Figure data in JSON
•••••

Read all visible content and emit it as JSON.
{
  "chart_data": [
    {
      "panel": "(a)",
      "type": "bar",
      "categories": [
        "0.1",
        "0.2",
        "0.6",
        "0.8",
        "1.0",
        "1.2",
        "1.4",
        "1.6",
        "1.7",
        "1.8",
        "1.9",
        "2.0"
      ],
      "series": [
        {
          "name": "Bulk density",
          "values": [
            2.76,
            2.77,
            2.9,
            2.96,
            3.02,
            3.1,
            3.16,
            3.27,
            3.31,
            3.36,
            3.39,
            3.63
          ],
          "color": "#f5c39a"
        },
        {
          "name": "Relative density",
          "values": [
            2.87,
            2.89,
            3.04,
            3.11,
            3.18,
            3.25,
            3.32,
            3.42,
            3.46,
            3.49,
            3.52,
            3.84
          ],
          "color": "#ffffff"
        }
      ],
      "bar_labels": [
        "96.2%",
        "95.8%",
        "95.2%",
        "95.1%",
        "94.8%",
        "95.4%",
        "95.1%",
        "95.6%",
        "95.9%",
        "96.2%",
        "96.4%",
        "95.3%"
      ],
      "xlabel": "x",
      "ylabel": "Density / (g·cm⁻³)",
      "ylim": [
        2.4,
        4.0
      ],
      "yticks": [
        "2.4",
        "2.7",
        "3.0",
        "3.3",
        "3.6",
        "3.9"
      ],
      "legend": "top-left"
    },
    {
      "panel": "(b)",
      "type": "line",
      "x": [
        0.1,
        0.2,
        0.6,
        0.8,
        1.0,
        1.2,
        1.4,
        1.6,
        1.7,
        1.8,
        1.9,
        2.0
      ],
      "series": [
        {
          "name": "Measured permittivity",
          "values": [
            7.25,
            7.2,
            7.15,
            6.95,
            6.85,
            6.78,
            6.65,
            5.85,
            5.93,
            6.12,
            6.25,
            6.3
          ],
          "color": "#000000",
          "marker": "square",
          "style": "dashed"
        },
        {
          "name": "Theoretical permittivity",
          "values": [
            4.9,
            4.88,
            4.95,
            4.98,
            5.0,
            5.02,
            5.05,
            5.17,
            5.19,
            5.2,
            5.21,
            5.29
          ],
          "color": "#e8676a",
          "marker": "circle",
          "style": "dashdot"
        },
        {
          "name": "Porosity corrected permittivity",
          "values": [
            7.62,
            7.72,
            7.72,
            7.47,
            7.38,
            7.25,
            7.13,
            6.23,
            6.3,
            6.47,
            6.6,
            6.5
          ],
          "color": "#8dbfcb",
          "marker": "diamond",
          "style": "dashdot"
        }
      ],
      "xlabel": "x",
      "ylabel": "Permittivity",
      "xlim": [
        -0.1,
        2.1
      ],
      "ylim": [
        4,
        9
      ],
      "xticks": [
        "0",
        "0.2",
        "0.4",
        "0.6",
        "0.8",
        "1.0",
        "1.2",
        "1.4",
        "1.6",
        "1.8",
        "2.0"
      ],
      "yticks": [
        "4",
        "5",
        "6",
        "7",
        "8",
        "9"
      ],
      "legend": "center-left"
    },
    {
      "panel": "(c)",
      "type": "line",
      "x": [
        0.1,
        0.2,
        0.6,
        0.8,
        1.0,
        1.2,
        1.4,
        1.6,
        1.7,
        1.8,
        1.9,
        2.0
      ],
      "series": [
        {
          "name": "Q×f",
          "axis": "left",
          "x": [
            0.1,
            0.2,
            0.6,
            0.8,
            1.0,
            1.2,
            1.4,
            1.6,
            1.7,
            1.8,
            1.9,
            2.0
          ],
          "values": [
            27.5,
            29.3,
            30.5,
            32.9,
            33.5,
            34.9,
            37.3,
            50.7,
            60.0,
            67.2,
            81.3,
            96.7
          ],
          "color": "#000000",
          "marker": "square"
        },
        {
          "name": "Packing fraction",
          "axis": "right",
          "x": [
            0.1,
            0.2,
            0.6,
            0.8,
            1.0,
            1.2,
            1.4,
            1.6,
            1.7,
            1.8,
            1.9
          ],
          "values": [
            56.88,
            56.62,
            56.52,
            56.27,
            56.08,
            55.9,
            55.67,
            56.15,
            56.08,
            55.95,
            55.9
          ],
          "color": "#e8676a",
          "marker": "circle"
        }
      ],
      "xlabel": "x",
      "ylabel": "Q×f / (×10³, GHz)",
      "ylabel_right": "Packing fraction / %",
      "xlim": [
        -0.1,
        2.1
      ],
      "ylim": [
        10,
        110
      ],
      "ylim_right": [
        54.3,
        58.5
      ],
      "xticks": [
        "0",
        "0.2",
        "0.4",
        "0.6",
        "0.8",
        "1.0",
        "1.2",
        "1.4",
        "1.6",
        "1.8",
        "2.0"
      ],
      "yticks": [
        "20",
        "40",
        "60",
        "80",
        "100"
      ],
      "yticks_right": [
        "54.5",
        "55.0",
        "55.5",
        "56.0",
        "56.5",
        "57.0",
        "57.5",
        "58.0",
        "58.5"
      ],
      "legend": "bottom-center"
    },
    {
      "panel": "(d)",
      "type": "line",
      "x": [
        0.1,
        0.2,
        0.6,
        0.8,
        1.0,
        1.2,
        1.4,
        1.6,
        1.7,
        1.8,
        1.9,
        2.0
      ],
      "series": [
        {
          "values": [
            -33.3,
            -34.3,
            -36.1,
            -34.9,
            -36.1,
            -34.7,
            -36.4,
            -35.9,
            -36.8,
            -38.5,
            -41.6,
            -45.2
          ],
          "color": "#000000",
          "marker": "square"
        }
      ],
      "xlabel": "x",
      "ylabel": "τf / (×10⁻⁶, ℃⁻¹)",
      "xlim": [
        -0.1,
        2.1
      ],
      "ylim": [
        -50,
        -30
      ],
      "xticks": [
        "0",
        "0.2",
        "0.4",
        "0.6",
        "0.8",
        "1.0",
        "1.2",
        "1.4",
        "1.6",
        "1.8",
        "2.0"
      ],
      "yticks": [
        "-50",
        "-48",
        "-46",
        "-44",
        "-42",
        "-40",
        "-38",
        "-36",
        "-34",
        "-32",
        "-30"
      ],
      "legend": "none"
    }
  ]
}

•••••

[GIVEN REQUEST] Copy each line above containing the string "Packing".

[TASK ANSWER]
          "name": "Packing fraction",
      "ylabel_right": "Packing fraction / %",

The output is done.